What this task involves: Drop all images and give the records again exactly.

--- start of Extracted entries ---

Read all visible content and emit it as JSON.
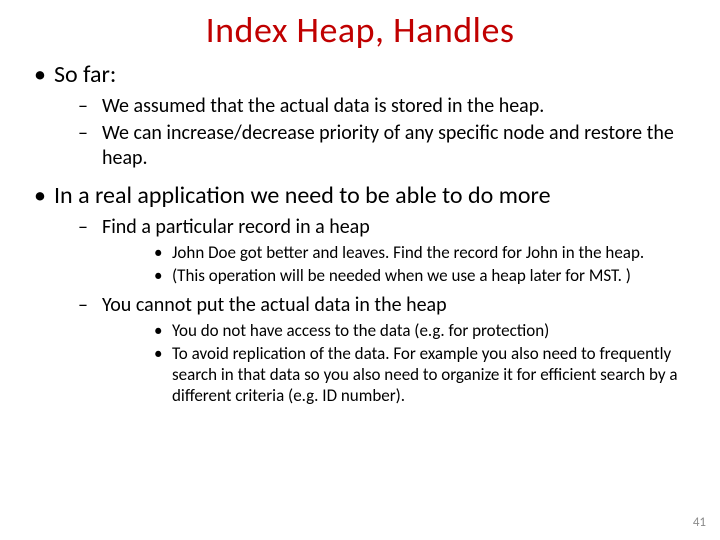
{
  "title": "Index Heap, Handles",
  "bullets": {
    "b1": "So far:",
    "b1_1": "We assumed that the actual data is stored in the heap.",
    "b1_2": "We can increase/decrease priority of any specific node and restore the heap.",
    "b2": "In a real application we need to be able to do more",
    "b2_1": "Find a particular record in a heap",
    "b2_1_1": "John Doe got better and leaves. Find the record for John in the heap.",
    "b2_1_2": "(This operation will be needed when we use a heap later for MST. )",
    "b2_2": "You cannot put the actual data in the heap",
    "b2_2_1": "You do not have access to the data (e.g. for protection)",
    "b2_2_2": "To avoid replication of the data. For example you also need to frequently search in that data so you also need to organize it for efficient search by a different criteria (e.g. ID number)."
  },
  "page_number": "41"
}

--- end of Extracted entries ---

Response for this exercise:
Read all visible content and emit it as JSON.
{
  "title": "Index Heap, Handles",
  "bullets": {
    "b1": "So far:",
    "b1_1": "We assumed that the actual data is stored in the heap.",
    "b1_2": "We can increase/decrease priority of any specific node and restore the heap.",
    "b2": "In a real application we need to be able to do more",
    "b2_1": "Find a particular record in a heap",
    "b2_1_1": "John Doe got better and leaves. Find the record for John in the heap.",
    "b2_1_2": "(This operation will be needed when we use a heap later for MST. )",
    "b2_2": "You cannot put the actual data in the heap",
    "b2_2_1": "You do not have access to the data (e.g. for protection)",
    "b2_2_2": "To avoid replication of the data. For example you also need to frequently search in that data so you also need to organize it for efficient search by a different criteria (e.g. ID number)."
  },
  "page_number": "41"
}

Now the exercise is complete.